QUELLENAUSZUG:
>>>
OGH 2Ob12/16b

OGH2Ob12/16b25.2.2016

Der Oberste Gerichtshof hat durch den Senatspräsidenten Hon.-Prof. Dr. Danzl als Vorsitzenden, die Hofräte Dr. Veith und Dr. Musger, die Hofrätin Dr. E. Solé sowie den Hofrat Dr. Nowotny als weitere Richter in der Verlassenschaftssache nach dem am 20. März 2004 verstorbenen W***** O*****, über den außerordentlichen Revisionsrekurs der erblichen Tochter C***** O*****, vertreten durch Edgar Nissen, Jur. Kand., Advokatfirman Salmi & Partners AB, Box 3095, S‑10361 Stockholm, gegen den Beschluss des Landesgerichts Salzburg als Rekursgericht vom 29. Oktober 2015, GZ 21 R 232/15m, 21 R 235/15b‑97, womit der Rekurs der C***** O***** gegen die Beschlüsse des Bezirksgerichts Salzburg vom 17. Juni 2011, GZ 3 A 240/04w‑74 und ‑75, zurückgewiesen wurde, in nichtöffentlicher Sitzung den

Beschluss

gefasst:

European Case Law Identifier: ECLI:AT:OGH0002:2016:0020OB00012.16B.0225.000

 

Spruch:

Der Akt wird dem Erstgericht zurückgestellt.

Begründung

Das Erstgericht fasste in der gegenständlichen Verlassenschaftssache am 17. 6. 2011 den Einantwortungsbeschluss sowie einen fünf Punkte umfassenden weiteren Beschluss.

Das Rekursgericht wies den dagegen erhobenen Rekurs einer in Schweden wohnhaften Tochter des Erblassers mit Beschluss vom 29. 10. 2015 als verspätet zurück, erachtete ihn aber auch inhaltlich als nicht berechtigt. Es sprach aus, dass der Wert des Entscheidungsgegenstands 30.000 EUR übersteigt und der ordentliche Revisionsrekurs nicht zulässig sei.
<<<
AUFGABEN:
A – Welchen Betrag übersteigt laut Quellenauszug der Wert des Entscheidungsgegenstands?
B – Zitieren Sie aus dem Quellenauszug den Abschnitt, der mit „Der Akt wird“ beginnt und bis „nicht zulässig sei.“ reicht.
Die Zeilen stammen aus einer anderen Quelle als der Quellenauszug.

BEREITGESTELLTE ZEILEN:
>>>
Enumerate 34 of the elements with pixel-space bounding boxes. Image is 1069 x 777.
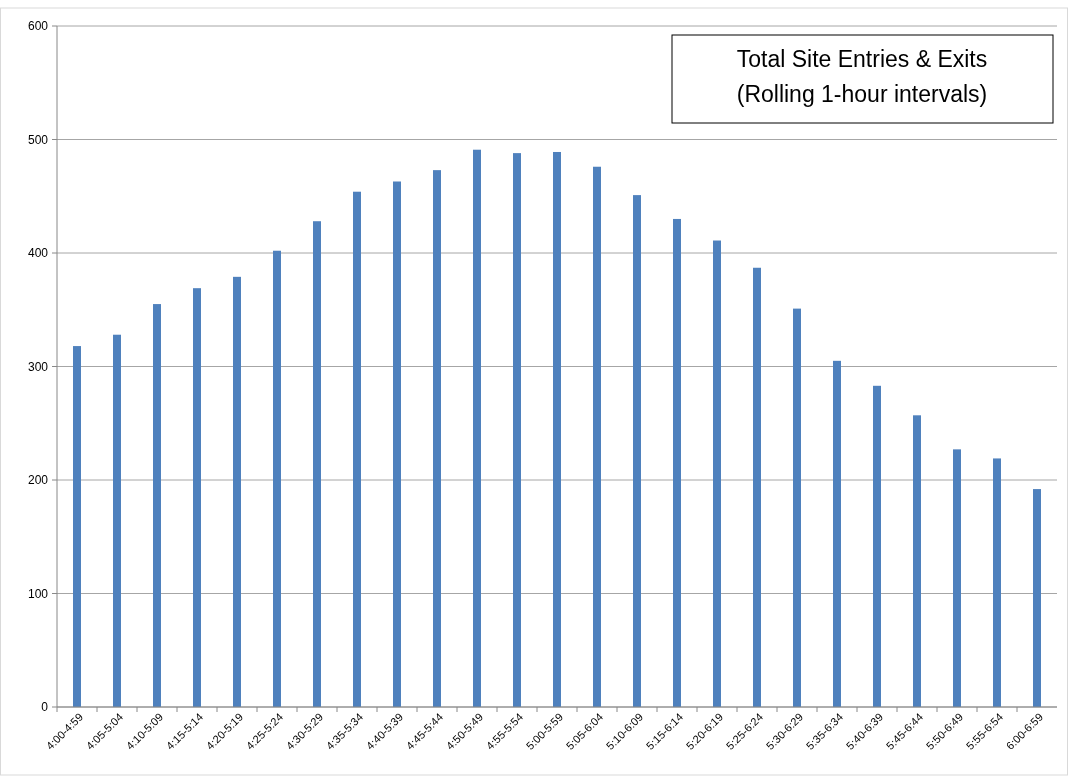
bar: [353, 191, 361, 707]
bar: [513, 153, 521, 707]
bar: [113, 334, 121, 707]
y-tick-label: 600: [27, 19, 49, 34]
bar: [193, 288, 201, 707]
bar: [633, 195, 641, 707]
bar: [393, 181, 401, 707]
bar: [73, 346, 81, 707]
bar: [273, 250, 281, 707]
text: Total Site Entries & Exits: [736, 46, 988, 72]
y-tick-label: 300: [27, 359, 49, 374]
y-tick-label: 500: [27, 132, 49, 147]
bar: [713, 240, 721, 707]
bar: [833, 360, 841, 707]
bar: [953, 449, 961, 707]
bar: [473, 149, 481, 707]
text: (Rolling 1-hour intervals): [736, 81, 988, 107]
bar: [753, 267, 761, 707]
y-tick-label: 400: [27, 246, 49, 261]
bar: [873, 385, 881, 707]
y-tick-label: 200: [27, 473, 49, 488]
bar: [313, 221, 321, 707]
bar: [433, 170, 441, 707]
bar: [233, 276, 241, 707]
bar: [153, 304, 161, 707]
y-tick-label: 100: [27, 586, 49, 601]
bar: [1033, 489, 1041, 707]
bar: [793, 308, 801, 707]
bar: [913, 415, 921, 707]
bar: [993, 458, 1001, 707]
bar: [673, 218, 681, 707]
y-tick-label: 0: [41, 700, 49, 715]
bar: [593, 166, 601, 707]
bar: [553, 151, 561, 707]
<<<
>>>
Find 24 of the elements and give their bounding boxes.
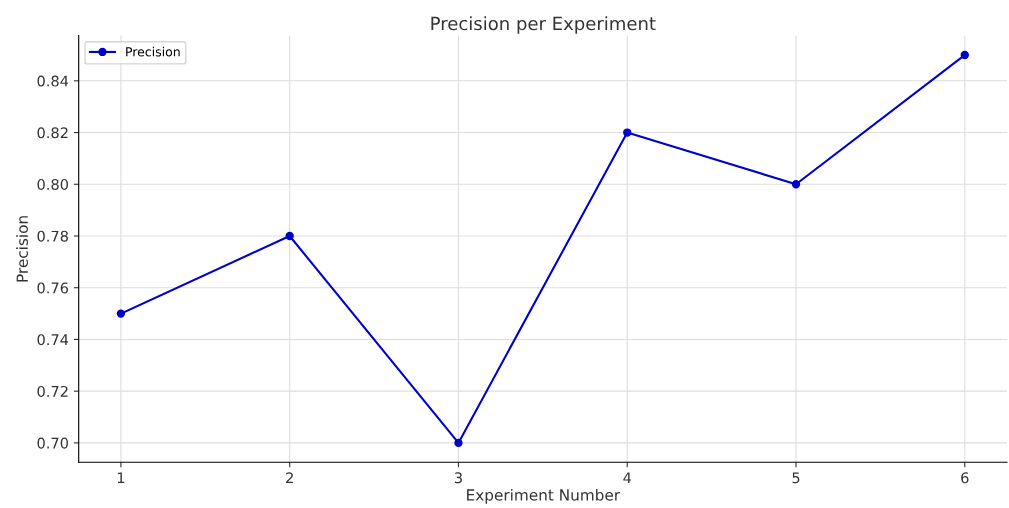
<<<
>>>
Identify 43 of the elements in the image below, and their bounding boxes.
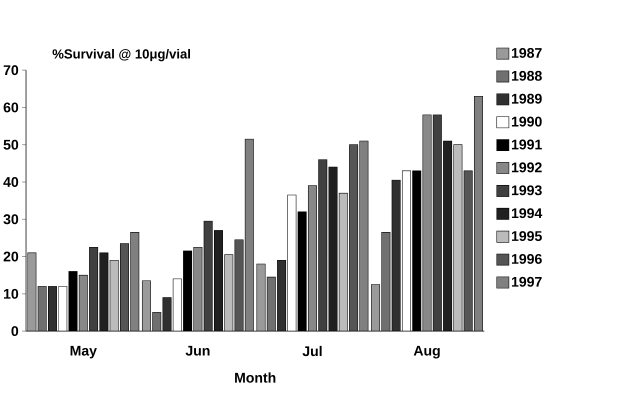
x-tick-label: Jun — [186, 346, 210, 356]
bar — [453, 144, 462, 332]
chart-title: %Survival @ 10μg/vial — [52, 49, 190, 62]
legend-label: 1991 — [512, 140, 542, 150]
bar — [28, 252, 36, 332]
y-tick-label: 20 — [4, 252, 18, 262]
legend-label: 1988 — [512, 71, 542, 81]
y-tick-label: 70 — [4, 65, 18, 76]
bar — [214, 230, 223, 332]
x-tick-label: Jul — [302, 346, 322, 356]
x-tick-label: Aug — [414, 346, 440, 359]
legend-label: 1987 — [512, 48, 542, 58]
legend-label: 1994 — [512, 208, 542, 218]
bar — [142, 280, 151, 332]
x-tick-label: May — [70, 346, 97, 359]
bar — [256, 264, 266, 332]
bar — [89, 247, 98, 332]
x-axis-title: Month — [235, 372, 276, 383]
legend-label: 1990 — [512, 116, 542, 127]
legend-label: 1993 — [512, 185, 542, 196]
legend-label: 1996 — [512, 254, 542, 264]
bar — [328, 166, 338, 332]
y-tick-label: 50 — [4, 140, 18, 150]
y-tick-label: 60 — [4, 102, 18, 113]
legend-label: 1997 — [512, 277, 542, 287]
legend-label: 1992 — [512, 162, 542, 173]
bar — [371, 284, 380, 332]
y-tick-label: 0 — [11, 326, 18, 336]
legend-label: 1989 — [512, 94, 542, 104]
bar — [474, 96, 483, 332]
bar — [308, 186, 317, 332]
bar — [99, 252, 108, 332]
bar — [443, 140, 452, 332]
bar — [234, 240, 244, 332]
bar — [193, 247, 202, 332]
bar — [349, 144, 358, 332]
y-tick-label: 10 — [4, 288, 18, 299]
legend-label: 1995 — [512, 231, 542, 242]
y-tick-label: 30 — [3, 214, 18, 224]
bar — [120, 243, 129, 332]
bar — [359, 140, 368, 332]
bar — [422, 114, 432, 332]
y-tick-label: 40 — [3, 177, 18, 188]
<<<
LÖSUNGEN JE AUFGABE:
A – 30.000 EUR

B –
Der Akt wird dem Erstgericht zurückgestellt.

Begründung

Das Erstgericht fasste in der gegenständlichen Verlassenschaftssache am 17. 6. 2011 den Einantwortungsbeschluss sowie einen fünf Punkte umfassenden weiteren Beschluss.

Das Rekursgericht wies den dagegen erhobenen Rekurs einer in Schweden wohnhaften Tochter des Erblassers mit Beschluss vom 29. 10. 2015 als verspätet zurück, erachtete ihn aber auch inhaltlich als nicht berechtigt. Es sprach aus, dass der Wert des Entscheidungsgegenstands 30.000 EUR übersteigt und der ordentliche Revisionsrekurs nicht zulässig sei.